## PROBLEM DESCRIPTION
Quote the whole listing exactly. Leave the pictures out of your copy.
───
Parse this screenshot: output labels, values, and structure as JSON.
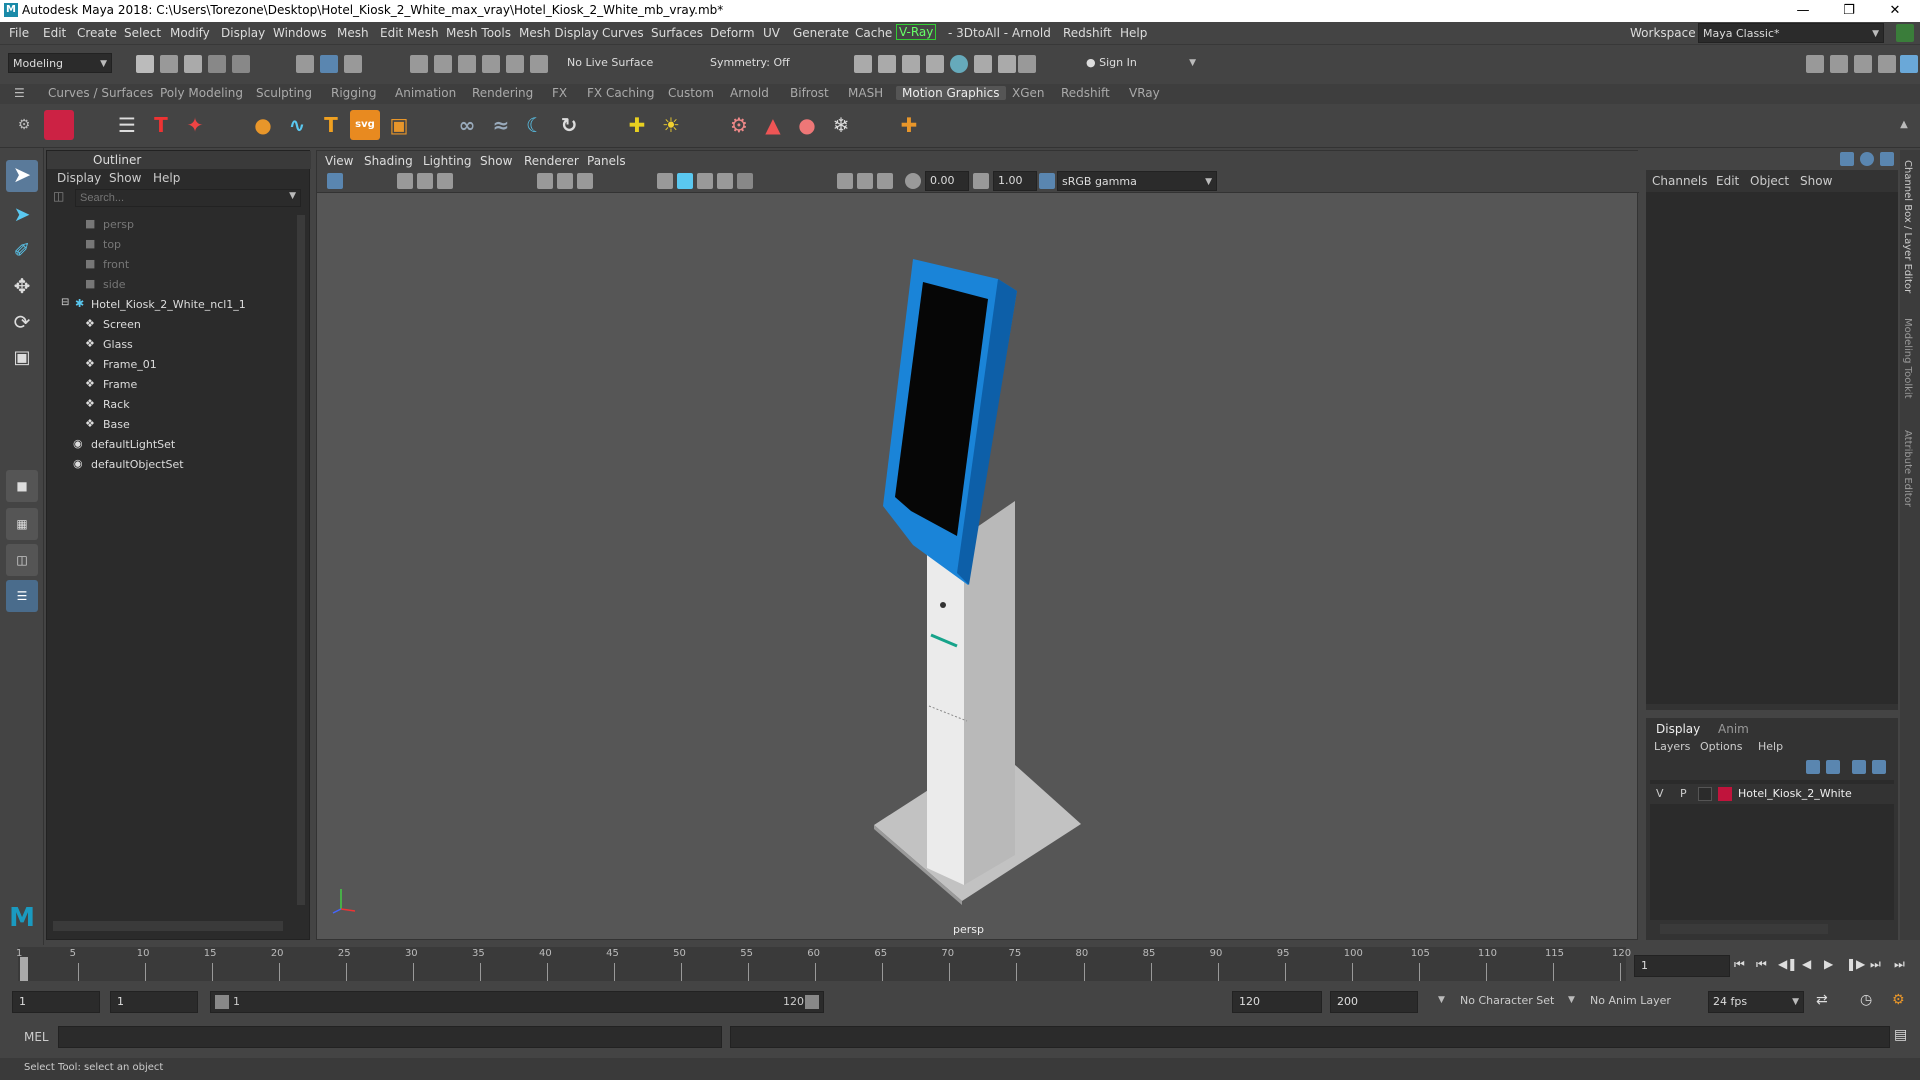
{
  "window": {
    "title": "Autodesk Maya 2018: C:\\Users\\Torezone\\Desktop\\Hotel_Kiosk_2_White_max_vray\\Hotel_Kiosk_2_White_mb_vray.mb*",
    "logo_letter": "M"
  },
  "menubar": {
    "items": [
      "File",
      "Edit",
      "Create",
      "Select",
      "Modify",
      "Display",
      "Windows",
      "Mesh",
      "Edit Mesh",
      "Mesh Tools",
      "Mesh Display",
      "Curves",
      "Surfaces",
      "Deform",
      "UV",
      "Generate",
      "Cache",
      "V-Ray",
      "- 3DtoAll -",
      "Arnold",
      "Redshift",
      "Help"
    ],
    "workspace_label": "Workspace :",
    "workspace_value": "Maya Classic*"
  },
  "statusline": {
    "mode": "Modeling",
    "live_surface": "No Live Surface",
    "symmetry": "Symmetry: Off",
    "sign_in": "Sign In"
  },
  "shelf_tabs": [
    "Curves / Surfaces",
    "Poly Modeling",
    "Sculpting",
    "Rigging",
    "Animation",
    "Rendering",
    "FX",
    "FX Caching",
    "Custom",
    "Arnold",
    "Bifrost",
    "MASH",
    "Motion Graphics",
    "XGen",
    "Redshift",
    "VRay"
  ],
  "active_shelf_tab": "Motion Graphics",
  "outliner": {
    "title": "Outliner",
    "menu": [
      "Display",
      "Show",
      "Help"
    ],
    "search_placeholder": "Search...",
    "cameras": [
      "persp",
      "top",
      "front",
      "side"
    ],
    "group": "Hotel_Kiosk_2_White_ncl1_1",
    "children": [
      "Screen",
      "Glass",
      "Frame_01",
      "Frame",
      "Rack",
      "Base"
    ],
    "sets": [
      "defaultLightSet",
      "defaultObjectSet"
    ]
  },
  "viewport": {
    "menu": [
      "View",
      "Shading",
      "Lighting",
      "Show",
      "Renderer",
      "Panels"
    ],
    "exposure": "0.00",
    "gamma": "1.00",
    "color_space": "sRGB gamma",
    "camera_label": "persp"
  },
  "channelbox": {
    "menu": [
      "Channels",
      "Edit",
      "Object",
      "Show"
    ]
  },
  "layers": {
    "tabs": [
      "Display",
      "Anim"
    ],
    "menu": [
      "Layers",
      "Options",
      "Help"
    ],
    "layer_v": "V",
    "layer_p": "P",
    "layer_name": "Hotel_Kiosk_2_White",
    "layer_color": "#c0143c"
  },
  "right_strip": [
    "Channel Box / Layer Editor",
    "Modeling Toolkit",
    "Attribute Editor"
  ],
  "timeline": {
    "ticks": [
      "1",
      "5",
      "10",
      "15",
      "20",
      "25",
      "30",
      "35",
      "40",
      "45",
      "50",
      "55",
      "60",
      "65",
      "70",
      "75",
      "80",
      "85",
      "90",
      "95",
      "100",
      "105",
      "110",
      "115",
      "120"
    ],
    "current_frame": "1"
  },
  "range": {
    "start": "1",
    "playback_start": "1",
    "slider_start": "1",
    "slider_end": "120",
    "playback_end": "120",
    "end": "200",
    "character_set": "No Character Set",
    "anim_layer": "No Anim Layer",
    "fps": "24 fps"
  },
  "cmdline": {
    "label": "MEL"
  },
  "helpline": {
    "text": "Select Tool: select an object"
  }
}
───
## EXPECTED OUTPUT
Parse this screenshot: output labels, values, and structure as JSON.
{
  "window": {
    "title": "Autodesk Maya 2018: C:\\Users\\Torezone\\Desktop\\Hotel_Kiosk_2_White_max_vray\\Hotel_Kiosk_2_White_mb_vray.mb*",
    "logo_letter": "M"
  },
  "menubar": {
    "items": [
      "File",
      "Edit",
      "Create",
      "Select",
      "Modify",
      "Display",
      "Windows",
      "Mesh",
      "Edit Mesh",
      "Mesh Tools",
      "Mesh Display",
      "Curves",
      "Surfaces",
      "Deform",
      "UV",
      "Generate",
      "Cache",
      "V-Ray",
      "- 3DtoAll -",
      "Arnold",
      "Redshift",
      "Help"
    ],
    "workspace_label": "Workspace :",
    "workspace_value": "Maya Classic*"
  },
  "statusline": {
    "mode": "Modeling",
    "live_surface": "No Live Surface",
    "symmetry": "Symmetry: Off",
    "sign_in": "Sign In"
  },
  "shelf_tabs": [
    "Curves / Surfaces",
    "Poly Modeling",
    "Sculpting",
    "Rigging",
    "Animation",
    "Rendering",
    "FX",
    "FX Caching",
    "Custom",
    "Arnold",
    "Bifrost",
    "MASH",
    "Motion Graphics",
    "XGen",
    "Redshift",
    "VRay"
  ],
  "active_shelf_tab": "Motion Graphics",
  "outliner": {
    "title": "Outliner",
    "menu": [
      "Display",
      "Show",
      "Help"
    ],
    "search_placeholder": "Search...",
    "cameras": [
      "persp",
      "top",
      "front",
      "side"
    ],
    "group": "Hotel_Kiosk_2_White_ncl1_1",
    "children": [
      "Screen",
      "Glass",
      "Frame_01",
      "Frame",
      "Rack",
      "Base"
    ],
    "sets": [
      "defaultLightSet",
      "defaultObjectSet"
    ]
  },
  "viewport": {
    "menu": [
      "View",
      "Shading",
      "Lighting",
      "Show",
      "Renderer",
      "Panels"
    ],
    "exposure": "0.00",
    "gamma": "1.00",
    "color_space": "sRGB gamma",
    "camera_label": "persp"
  },
  "channelbox": {
    "menu": [
      "Channels",
      "Edit",
      "Object",
      "Show"
    ]
  },
  "layers": {
    "tabs": [
      "Display",
      "Anim"
    ],
    "menu": [
      "Layers",
      "Options",
      "Help"
    ],
    "layer_v": "V",
    "layer_p": "P",
    "layer_name": "Hotel_Kiosk_2_White",
    "layer_color": "#c0143c"
  },
  "right_strip": [
    "Channel Box / Layer Editor",
    "Modeling Toolkit",
    "Attribute Editor"
  ],
  "timeline": {
    "ticks": [
      "1",
      "5",
      "10",
      "15",
      "20",
      "25",
      "30",
      "35",
      "40",
      "45",
      "50",
      "55",
      "60",
      "65",
      "70",
      "75",
      "80",
      "85",
      "90",
      "95",
      "100",
      "105",
      "110",
      "115",
      "120"
    ],
    "current_frame": "1"
  },
  "range": {
    "start": "1",
    "playback_start": "1",
    "slider_start": "1",
    "slider_end": "120",
    "playback_end": "120",
    "end": "200",
    "character_set": "No Character Set",
    "anim_layer": "No Anim Layer",
    "fps": "24 fps"
  },
  "cmdline": {
    "label": "MEL"
  },
  "helpline": {
    "text": "Select Tool: select an object"
  }
}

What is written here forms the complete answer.